Written task: Pull out the lines of the listing below, from its first line through the line containing "cell-student-name[interactable]: 卢茜 xyxy=(369,446,553,477)", inclusive, and reproduce them without any change.

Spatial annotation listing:
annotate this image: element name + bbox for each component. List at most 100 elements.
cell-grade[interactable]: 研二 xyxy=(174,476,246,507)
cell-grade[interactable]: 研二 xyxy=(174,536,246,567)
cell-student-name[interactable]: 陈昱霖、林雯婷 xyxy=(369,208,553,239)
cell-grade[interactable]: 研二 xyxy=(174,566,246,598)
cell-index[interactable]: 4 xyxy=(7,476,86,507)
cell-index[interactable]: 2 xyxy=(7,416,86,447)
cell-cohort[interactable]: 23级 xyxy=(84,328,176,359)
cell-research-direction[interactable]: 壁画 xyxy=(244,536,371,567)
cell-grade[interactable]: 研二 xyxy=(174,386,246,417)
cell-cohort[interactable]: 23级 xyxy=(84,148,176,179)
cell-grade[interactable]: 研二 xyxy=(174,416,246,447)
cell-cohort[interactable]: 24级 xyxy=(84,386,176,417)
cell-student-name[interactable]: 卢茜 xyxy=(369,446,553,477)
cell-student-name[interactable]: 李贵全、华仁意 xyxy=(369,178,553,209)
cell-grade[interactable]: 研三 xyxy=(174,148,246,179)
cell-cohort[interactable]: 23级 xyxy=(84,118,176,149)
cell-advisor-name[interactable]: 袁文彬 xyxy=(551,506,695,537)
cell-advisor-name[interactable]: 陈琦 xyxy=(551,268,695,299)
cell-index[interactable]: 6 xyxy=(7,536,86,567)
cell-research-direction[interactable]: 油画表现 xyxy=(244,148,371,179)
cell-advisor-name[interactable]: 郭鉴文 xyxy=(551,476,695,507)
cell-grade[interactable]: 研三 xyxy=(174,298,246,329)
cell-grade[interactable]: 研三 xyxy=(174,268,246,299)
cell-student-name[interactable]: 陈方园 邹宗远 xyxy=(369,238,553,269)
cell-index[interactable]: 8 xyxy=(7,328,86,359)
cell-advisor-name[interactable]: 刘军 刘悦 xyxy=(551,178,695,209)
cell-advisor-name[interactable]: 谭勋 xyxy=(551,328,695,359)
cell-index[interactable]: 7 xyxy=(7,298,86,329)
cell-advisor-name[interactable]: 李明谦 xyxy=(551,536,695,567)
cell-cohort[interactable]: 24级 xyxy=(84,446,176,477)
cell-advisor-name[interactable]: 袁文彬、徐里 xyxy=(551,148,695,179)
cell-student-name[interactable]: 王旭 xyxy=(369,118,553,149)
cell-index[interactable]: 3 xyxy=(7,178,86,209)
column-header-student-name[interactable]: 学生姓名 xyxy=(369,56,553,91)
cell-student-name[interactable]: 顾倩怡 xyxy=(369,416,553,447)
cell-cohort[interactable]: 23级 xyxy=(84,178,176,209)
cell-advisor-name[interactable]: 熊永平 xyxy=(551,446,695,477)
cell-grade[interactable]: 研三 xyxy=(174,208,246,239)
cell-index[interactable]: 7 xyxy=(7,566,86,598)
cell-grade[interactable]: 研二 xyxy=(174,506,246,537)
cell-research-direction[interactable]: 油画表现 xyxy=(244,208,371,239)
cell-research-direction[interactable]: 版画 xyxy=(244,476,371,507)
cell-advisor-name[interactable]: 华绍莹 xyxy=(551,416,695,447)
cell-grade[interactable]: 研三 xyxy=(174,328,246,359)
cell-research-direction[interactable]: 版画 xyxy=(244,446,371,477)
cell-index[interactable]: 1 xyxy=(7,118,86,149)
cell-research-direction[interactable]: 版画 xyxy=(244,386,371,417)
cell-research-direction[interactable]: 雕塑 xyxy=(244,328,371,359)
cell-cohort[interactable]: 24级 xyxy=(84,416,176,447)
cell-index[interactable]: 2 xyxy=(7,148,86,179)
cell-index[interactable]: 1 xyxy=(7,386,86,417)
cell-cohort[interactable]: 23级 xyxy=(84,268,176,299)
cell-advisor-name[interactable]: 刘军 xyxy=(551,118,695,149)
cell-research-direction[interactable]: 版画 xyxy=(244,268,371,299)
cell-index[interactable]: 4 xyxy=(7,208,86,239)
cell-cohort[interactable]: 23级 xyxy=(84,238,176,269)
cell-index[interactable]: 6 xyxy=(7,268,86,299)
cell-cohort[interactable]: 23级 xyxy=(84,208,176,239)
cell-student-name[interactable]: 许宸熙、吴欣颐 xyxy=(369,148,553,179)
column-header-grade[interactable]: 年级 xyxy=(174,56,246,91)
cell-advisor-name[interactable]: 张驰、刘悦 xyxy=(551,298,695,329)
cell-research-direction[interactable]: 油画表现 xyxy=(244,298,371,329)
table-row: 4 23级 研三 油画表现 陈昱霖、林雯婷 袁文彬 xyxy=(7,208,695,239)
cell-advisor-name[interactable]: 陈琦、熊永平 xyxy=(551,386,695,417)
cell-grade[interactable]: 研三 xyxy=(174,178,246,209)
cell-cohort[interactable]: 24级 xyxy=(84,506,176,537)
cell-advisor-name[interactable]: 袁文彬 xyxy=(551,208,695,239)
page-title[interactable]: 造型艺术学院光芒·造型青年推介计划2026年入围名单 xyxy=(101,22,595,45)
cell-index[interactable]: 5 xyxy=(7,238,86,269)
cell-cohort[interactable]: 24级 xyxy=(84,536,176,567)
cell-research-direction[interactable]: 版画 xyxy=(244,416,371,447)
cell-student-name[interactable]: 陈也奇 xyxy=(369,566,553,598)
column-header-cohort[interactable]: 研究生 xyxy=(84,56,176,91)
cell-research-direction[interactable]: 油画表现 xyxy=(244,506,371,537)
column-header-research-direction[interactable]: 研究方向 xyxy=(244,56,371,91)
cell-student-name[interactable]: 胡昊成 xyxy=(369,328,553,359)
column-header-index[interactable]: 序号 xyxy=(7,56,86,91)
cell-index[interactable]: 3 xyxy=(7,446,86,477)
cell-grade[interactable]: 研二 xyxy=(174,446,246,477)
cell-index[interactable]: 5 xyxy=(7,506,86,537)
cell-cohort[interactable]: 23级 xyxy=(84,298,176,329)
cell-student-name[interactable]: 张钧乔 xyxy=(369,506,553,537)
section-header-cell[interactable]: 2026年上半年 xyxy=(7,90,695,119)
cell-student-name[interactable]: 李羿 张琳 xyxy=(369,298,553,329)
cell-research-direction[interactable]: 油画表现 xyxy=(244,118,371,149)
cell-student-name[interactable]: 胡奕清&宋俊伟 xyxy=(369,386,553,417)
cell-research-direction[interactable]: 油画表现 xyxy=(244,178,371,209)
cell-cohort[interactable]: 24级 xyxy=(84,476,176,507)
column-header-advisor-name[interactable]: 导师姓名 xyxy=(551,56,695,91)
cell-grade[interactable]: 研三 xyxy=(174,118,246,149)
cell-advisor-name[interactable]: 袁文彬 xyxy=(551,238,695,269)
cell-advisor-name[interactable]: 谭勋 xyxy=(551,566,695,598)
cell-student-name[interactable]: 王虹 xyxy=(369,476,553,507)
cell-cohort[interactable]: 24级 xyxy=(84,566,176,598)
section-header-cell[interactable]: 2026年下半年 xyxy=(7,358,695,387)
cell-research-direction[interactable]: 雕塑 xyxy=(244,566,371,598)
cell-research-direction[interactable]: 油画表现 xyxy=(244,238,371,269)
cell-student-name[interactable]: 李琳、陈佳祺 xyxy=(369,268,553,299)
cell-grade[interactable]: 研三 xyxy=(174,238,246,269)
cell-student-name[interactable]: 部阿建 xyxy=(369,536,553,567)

Written solution:
annotate this image: element name + bbox for each component. List at most 100 elements.
cell-grade[interactable]: 研二 xyxy=(174,476,246,507)
cell-grade[interactable]: 研二 xyxy=(174,536,246,567)
cell-student-name[interactable]: 陈昱霖、林雯婷 xyxy=(369,208,553,239)
cell-grade[interactable]: 研二 xyxy=(174,566,246,598)
cell-index[interactable]: 4 xyxy=(7,476,86,507)
cell-index[interactable]: 2 xyxy=(7,416,86,447)
cell-cohort[interactable]: 23级 xyxy=(84,328,176,359)
cell-research-direction[interactable]: 壁画 xyxy=(244,536,371,567)
cell-grade[interactable]: 研二 xyxy=(174,386,246,417)
cell-cohort[interactable]: 23级 xyxy=(84,148,176,179)
cell-grade[interactable]: 研二 xyxy=(174,416,246,447)
cell-cohort[interactable]: 24级 xyxy=(84,386,176,417)
cell-student-name[interactable]: 卢茜 xyxy=(369,446,553,477)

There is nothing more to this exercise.